(EJERCICIOS POR RESOLVER):
1: Según el texto sobre la democracia en Venezuela, ¿quién orquestó los vicios y desventajas previsibles del proceso electoral?
2: Transcribe el texto sobre la democracia en Venezuela desde "Por desgracia, pagarán" hasta "la nación venezolana.".
3: Escribe lo que sigue en el texto sobre la democracia en Venezuela a partir de su última oración.

──────── FRAGMENTO DEL TEXTO

En la Venezuela de hoy, los parámetros democráticos no existen y la institucionalidad es una ficción pautada, en lo electoral y muchos órdenes, sencillamente orientada en alcanzar objetivos sin garantizar niveles básicos de transparencia. Por eso, los reclamos encauzados por franjas opositoras relativos al proceso de competencia, entrega de actas y escasa imparcialidad del órgano electoral constituyen reclamos frente a la crónica de vicios y desventajas previsibles, claramente orquestados por el PSUV.
Por desgracia, pagarán los ciudadanos humildes que sentirán los efectos de un cerco y aislamiento, impulsados en el corazón de la comunidad internacional. En ese sentido, será la madurez y juicio sereno la única garantía de encontrar fórmulas racionales en la búsqueda de un cause democrático que respete la voluntad popular y promueva el entendimiento civilizado capaz de generar niveles de cohabitación entre la diversidad de actores en la nación venezolana.

────────────────
──────── DATOS REGISTRADOS

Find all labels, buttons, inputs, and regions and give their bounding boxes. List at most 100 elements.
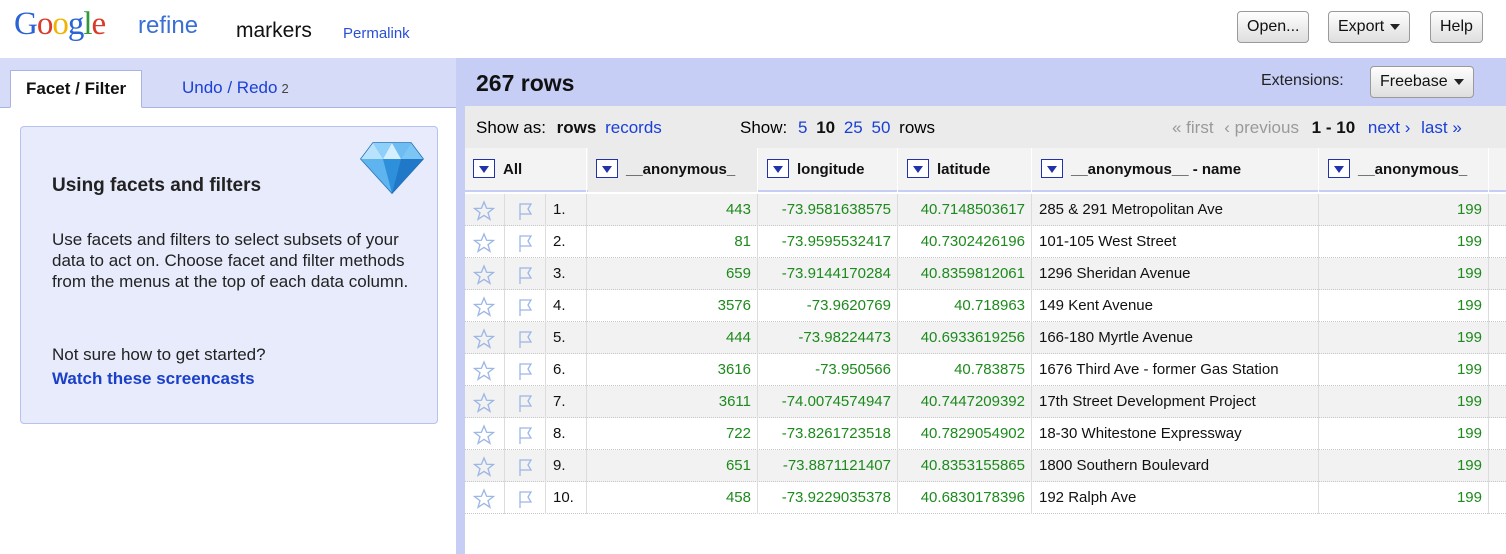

────────────────

(LAS RESPUESTAS):
1: El PSUV.

2:
Por desgracia, pagarán los ciudadanos humildes que sentirán los efectos de un cerco y aislamiento, impulsados en el corazón de la comunidad internacional. En ese sentido, será la madurez y juicio sereno la única garantía de encontrar fórmulas racionales en la búsqueda de un cause democrático que respete la voluntad popular y promueva el entendimiento civilizado capaz de generar niveles de cohabitación entre la diversidad de actores en la nación venezolana.

3:
Desde aquí, y en cualquier punto del planeta, la reiteración del compromiso democrático no puede andar con acomodos ni argucias tendentes a justificar el derecho a ejercer el voto con plena libertad y respetar los resultados. De ahí, lo necesario del reconteo de los votos y supervisión de actas con ojos desprovistos de pasión y encaminados a encontrar una salida democrática.
Finalmente, creer que el conflicto de Venezuela es un asunto exclusivo de los venezolanos, resulta impropio. Un auténtico demócrata no puede tener esquemas de valores reducidos al ámbito de su realidad. Ojalá la apuesta a la democracia se transforme en el interés de todos, creándose las condiciones para una sustancial mejoría de la democracia en Venezuela.